_Directive_
Find "Serialize everything readable" in the records that follow; print that line and each subsequent line through the last one, verbatim and with nothing added.

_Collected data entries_
<<<<
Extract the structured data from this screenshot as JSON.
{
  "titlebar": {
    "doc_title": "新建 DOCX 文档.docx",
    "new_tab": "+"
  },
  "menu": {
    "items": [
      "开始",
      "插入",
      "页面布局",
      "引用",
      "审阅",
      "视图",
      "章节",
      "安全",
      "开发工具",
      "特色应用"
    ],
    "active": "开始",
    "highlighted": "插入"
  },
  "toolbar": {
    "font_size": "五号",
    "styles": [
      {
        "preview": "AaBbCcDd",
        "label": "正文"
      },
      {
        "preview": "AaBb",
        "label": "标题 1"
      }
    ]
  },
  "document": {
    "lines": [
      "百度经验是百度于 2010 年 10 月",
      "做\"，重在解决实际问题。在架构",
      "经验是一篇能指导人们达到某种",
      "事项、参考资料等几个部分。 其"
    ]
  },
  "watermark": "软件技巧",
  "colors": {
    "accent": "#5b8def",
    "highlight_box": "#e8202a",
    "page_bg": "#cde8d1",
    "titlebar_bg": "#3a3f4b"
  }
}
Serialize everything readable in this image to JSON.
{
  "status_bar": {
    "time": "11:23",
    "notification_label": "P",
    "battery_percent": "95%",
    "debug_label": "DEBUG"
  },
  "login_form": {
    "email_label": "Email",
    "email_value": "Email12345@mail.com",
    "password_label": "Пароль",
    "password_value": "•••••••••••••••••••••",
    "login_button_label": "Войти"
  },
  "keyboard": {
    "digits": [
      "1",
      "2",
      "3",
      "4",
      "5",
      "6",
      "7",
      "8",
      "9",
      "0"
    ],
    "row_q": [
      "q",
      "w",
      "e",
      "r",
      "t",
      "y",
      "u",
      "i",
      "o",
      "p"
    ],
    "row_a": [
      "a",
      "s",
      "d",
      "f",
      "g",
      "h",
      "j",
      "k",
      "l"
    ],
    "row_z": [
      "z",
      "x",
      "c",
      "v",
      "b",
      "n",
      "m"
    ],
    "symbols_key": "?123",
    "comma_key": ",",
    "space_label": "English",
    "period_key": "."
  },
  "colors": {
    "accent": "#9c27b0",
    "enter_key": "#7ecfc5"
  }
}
>>>>
_Task solution_
Serialize everything readable in this image to JSON.
{
  "status_bar": {
    "time": "11:23",
    "notification_label": "P",
    "battery_percent": "95%",
    "debug_label": "DEBUG"
  },
  "login_form": {
    "email_label": "Email",
    "email_value": "Email12345@mail.com",
    "password_label": "Пароль",
    "password_value": "•••••••••••••••••••••",
    "login_button_label": "Войти"
  },
  "keyboard": {
    "digits": [
      "1",
      "2",
      "3",
      "4",
      "5",
      "6",
      "7",
      "8",
      "9",
      "0"
    ],
    "row_q": [
      "q",
      "w",
      "e",
      "r",
      "t",
      "y",
      "u",
      "i",
      "o",
      "p"
    ],
    "row_a": [
      "a",
      "s",
      "d",
      "f",
      "g",
      "h",
      "j",
      "k",
      "l"
    ],
    "row_z": [
      "z",
      "x",
      "c",
      "v",
      "b",
      "n",
      "m"
    ],
    "symbols_key": "?123",
    "comma_key": ",",
    "space_label": "English",
    "period_key": "."
  },
  "colors": {
    "accent": "#9c27b0",
    "enter_key": "#7ecfc5"
  }
}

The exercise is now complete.